» PROBLEM TO SOLVE: In the data, extract each line that holds the string "FDAX".
========
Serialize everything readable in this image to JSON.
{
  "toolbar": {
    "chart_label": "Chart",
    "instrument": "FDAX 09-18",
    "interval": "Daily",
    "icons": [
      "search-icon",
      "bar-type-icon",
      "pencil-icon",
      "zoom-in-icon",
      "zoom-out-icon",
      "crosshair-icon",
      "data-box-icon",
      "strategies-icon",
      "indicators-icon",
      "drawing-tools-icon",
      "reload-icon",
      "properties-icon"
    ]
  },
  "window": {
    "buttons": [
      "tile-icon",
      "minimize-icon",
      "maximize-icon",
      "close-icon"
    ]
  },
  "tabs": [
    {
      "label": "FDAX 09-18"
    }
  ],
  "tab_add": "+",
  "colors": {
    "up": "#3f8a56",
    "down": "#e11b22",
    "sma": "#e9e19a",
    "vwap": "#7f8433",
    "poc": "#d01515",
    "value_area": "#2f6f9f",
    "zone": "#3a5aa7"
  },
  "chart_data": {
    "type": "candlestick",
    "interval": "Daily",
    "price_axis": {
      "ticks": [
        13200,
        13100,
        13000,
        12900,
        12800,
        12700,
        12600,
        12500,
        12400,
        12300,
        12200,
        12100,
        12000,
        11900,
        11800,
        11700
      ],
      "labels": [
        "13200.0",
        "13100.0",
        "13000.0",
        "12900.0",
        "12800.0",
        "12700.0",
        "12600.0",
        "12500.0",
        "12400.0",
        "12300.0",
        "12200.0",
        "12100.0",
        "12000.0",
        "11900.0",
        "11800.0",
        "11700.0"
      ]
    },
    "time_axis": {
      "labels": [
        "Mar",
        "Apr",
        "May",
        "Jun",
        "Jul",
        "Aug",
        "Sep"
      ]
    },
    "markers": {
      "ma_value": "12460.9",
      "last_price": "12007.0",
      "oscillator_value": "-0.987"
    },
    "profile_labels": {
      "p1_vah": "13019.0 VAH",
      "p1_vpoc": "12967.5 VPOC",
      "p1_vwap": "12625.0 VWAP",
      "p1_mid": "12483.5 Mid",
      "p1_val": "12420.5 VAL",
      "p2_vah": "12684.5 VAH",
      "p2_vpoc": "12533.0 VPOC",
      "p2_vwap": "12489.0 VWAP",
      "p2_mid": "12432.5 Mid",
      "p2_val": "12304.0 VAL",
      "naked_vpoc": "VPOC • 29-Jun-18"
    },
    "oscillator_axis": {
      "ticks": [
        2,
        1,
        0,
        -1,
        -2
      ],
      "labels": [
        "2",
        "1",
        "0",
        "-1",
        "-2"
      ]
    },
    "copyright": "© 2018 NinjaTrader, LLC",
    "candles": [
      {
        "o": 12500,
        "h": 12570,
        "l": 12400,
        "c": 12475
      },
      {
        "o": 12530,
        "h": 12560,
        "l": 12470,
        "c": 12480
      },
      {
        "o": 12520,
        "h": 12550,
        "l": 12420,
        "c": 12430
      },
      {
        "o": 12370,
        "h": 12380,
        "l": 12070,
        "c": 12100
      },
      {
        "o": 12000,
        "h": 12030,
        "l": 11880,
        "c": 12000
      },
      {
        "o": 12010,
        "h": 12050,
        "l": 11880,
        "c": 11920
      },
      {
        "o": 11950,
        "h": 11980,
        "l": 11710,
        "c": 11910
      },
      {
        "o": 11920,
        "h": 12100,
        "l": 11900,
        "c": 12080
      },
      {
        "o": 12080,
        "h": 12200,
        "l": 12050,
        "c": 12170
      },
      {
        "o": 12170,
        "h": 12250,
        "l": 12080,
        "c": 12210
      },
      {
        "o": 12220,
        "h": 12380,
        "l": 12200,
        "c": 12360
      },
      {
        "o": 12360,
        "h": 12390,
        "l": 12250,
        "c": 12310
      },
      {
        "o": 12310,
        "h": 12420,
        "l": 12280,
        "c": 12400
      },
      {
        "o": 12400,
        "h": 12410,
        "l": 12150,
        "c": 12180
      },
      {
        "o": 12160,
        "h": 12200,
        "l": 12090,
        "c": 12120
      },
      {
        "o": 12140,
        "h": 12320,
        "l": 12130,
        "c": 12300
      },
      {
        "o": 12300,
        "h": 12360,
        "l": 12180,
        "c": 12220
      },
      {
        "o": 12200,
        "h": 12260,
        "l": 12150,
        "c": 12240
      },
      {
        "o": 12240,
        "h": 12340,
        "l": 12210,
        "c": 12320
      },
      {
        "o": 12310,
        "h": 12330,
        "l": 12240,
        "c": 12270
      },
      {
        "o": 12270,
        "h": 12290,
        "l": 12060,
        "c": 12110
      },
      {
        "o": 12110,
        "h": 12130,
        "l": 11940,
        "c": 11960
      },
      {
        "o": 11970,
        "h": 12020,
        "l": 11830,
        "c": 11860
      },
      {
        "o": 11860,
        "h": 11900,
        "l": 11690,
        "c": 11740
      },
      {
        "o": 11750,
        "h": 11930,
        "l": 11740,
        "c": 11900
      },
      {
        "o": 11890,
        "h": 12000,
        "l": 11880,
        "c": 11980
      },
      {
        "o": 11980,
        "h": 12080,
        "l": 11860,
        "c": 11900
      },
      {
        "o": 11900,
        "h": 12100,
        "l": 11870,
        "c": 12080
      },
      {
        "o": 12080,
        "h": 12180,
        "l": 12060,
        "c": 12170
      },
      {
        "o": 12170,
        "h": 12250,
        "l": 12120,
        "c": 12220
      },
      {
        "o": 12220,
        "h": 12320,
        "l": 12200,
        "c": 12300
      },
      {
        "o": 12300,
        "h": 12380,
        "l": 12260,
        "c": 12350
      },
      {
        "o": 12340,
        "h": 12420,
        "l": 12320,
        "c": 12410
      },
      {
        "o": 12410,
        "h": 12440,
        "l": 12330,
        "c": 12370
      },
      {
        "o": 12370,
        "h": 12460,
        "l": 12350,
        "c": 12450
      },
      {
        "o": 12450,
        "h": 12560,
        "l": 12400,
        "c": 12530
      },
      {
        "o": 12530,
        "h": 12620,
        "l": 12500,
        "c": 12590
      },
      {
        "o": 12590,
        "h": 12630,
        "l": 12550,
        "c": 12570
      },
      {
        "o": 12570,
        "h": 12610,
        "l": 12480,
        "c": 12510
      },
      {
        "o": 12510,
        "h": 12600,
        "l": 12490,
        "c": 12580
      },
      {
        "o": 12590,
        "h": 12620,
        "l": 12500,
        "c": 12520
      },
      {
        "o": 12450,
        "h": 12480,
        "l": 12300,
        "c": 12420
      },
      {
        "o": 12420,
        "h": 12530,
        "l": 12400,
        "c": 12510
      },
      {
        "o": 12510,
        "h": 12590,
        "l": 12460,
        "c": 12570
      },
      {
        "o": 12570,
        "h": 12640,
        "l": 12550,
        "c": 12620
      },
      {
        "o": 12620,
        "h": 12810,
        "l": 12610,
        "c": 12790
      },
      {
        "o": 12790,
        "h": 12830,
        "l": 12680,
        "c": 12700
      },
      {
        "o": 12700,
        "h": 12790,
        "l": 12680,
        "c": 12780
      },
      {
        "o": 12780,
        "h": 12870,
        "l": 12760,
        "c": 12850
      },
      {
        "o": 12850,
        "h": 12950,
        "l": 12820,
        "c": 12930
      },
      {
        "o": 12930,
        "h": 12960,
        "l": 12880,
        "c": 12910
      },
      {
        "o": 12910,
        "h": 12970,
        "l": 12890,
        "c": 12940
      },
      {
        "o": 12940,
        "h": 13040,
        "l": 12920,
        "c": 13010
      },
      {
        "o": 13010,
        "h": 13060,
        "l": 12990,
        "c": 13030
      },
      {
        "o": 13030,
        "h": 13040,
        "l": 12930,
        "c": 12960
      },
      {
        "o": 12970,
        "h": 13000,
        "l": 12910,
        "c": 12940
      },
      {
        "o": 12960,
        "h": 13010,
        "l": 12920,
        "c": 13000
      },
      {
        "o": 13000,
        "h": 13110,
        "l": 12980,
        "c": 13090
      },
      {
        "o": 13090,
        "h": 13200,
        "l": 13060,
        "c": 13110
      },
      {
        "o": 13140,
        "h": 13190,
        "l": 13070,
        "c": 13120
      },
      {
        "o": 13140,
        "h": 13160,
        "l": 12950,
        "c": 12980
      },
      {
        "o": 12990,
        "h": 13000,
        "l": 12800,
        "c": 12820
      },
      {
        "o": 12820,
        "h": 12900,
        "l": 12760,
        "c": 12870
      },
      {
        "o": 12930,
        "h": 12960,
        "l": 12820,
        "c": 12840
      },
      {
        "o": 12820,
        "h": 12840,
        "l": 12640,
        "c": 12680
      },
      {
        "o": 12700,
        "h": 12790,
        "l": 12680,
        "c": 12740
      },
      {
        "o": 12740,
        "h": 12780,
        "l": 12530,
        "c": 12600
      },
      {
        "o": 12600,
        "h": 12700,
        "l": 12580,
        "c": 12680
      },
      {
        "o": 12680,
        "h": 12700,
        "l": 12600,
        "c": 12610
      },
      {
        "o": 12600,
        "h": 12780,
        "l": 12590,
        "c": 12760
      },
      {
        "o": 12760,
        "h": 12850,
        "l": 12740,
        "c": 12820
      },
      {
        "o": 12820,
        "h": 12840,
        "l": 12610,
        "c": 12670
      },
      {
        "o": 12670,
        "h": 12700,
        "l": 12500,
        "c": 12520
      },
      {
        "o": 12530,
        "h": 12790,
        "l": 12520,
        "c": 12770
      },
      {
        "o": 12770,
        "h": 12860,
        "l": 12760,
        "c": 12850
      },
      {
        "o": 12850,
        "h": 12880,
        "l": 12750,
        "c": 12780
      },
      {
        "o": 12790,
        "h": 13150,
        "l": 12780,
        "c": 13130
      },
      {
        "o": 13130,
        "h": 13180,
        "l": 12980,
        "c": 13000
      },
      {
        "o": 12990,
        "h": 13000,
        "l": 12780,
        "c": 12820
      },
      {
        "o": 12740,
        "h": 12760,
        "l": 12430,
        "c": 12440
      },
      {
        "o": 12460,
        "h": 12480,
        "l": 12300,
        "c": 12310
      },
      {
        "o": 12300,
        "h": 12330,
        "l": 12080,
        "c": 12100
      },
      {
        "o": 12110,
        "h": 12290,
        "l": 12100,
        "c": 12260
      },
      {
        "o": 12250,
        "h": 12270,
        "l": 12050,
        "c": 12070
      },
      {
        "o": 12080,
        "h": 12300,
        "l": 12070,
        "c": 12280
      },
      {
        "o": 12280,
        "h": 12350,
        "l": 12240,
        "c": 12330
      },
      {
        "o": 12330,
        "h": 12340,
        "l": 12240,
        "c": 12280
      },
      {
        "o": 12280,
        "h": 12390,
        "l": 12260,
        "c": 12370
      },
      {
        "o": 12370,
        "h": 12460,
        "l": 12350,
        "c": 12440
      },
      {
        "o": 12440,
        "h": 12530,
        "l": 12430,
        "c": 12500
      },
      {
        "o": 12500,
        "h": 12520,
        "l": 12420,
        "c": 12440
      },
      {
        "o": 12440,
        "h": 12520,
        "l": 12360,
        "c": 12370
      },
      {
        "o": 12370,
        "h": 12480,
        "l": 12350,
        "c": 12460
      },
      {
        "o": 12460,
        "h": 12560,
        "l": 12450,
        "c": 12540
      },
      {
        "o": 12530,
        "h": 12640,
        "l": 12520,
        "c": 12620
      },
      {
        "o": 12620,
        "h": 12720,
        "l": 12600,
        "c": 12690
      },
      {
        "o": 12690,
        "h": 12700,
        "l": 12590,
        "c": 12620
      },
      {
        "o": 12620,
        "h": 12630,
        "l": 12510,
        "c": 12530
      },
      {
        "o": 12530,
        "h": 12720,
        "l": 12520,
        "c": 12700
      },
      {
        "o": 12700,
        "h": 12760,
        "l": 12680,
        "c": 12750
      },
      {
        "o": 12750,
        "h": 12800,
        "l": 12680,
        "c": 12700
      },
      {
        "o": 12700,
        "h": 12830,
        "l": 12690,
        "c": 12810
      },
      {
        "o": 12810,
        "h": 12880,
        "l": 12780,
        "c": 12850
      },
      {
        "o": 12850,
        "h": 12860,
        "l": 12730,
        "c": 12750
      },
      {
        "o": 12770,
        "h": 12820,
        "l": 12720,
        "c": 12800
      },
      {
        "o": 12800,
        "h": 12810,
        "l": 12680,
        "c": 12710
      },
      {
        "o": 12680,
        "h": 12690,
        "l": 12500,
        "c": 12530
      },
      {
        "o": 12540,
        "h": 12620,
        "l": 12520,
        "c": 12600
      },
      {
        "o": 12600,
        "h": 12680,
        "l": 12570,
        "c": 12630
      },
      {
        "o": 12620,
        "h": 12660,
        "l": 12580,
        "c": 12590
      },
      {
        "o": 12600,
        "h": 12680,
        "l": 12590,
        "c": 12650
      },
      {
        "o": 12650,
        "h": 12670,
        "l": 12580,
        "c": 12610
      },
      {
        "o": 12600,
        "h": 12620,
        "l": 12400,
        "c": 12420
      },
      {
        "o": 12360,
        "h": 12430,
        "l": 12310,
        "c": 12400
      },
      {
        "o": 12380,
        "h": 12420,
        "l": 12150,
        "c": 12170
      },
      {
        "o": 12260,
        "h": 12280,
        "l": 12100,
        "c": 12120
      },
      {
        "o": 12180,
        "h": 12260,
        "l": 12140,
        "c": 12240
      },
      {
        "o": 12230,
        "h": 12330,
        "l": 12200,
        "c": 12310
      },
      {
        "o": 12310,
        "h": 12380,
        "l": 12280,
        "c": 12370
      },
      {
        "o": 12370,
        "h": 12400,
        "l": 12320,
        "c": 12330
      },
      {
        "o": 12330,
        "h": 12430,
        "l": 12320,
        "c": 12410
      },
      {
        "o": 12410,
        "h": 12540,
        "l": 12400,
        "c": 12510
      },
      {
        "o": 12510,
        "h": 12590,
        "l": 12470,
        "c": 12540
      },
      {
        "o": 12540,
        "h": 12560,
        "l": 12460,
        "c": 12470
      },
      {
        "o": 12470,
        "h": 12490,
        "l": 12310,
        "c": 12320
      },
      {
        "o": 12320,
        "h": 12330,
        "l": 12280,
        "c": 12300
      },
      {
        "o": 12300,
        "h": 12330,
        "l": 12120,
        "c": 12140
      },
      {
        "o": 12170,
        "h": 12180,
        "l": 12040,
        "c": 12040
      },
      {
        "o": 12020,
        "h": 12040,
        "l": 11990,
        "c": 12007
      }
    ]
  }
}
========
» WRITTEN SOLUTION:
    "instrument": "FDAX 09-18",
      "label": "FDAX 09-18"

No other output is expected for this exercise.